Exercise task
Print out each record below, unaltered and complete, without its images.

Input records
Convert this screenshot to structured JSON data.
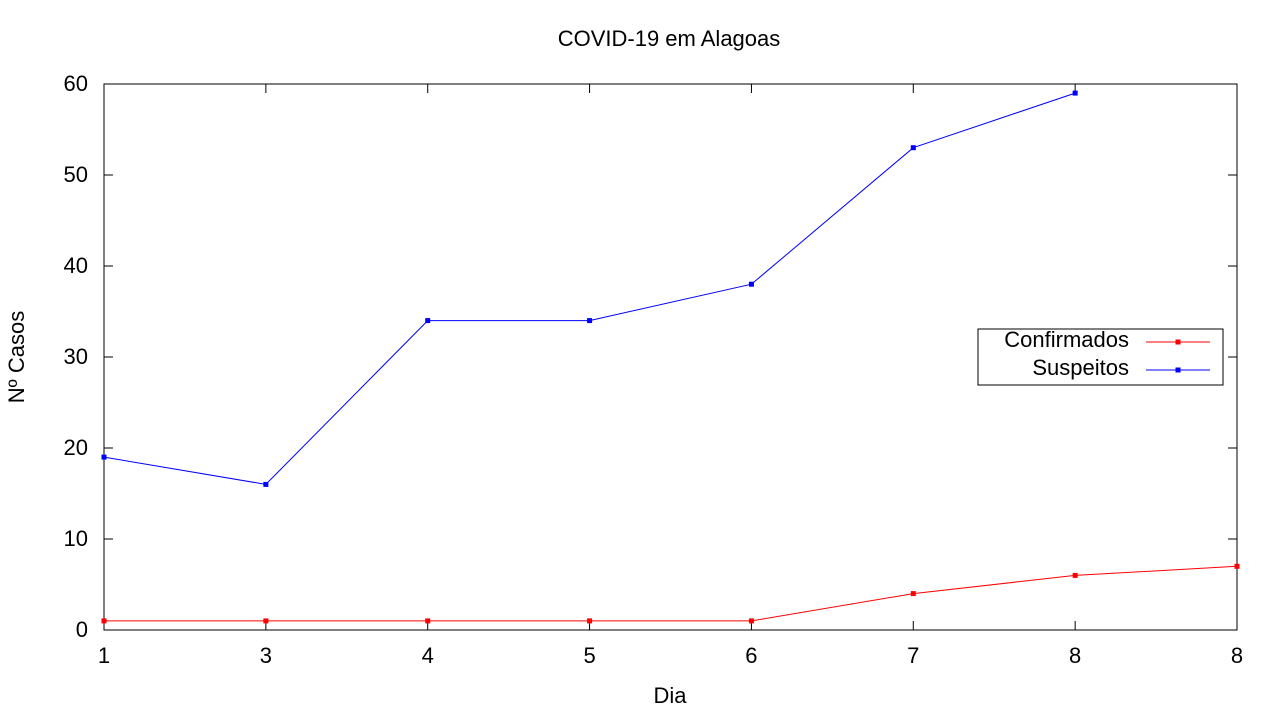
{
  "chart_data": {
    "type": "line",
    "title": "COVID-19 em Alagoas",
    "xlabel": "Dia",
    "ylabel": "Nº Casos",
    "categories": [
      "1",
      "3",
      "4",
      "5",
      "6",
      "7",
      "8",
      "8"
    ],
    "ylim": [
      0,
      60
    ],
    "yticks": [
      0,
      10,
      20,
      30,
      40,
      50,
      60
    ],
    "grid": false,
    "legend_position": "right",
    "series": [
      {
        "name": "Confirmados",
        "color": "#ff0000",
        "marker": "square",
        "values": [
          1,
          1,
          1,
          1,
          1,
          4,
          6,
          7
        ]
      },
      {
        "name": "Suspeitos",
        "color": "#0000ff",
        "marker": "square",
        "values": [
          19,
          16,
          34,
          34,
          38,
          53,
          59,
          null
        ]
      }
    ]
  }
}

Response to this exercise
Convert this screenshot to structured JSON data.
{
  "chart_data": {
    "type": "line",
    "title": "COVID-19 em Alagoas",
    "xlabel": "Dia",
    "ylabel": "Nº Casos",
    "categories": [
      "1",
      "3",
      "4",
      "5",
      "6",
      "7",
      "8",
      "8"
    ],
    "ylim": [
      0,
      60
    ],
    "yticks": [
      0,
      10,
      20,
      30,
      40,
      50,
      60
    ],
    "grid": false,
    "legend_position": "right",
    "series": [
      {
        "name": "Confirmados",
        "color": "#ff0000",
        "marker": "square",
        "values": [
          1,
          1,
          1,
          1,
          1,
          4,
          6,
          7
        ]
      },
      {
        "name": "Suspeitos",
        "color": "#0000ff",
        "marker": "square",
        "values": [
          19,
          16,
          34,
          34,
          38,
          53,
          59,
          null
        ]
      }
    ]
  }
}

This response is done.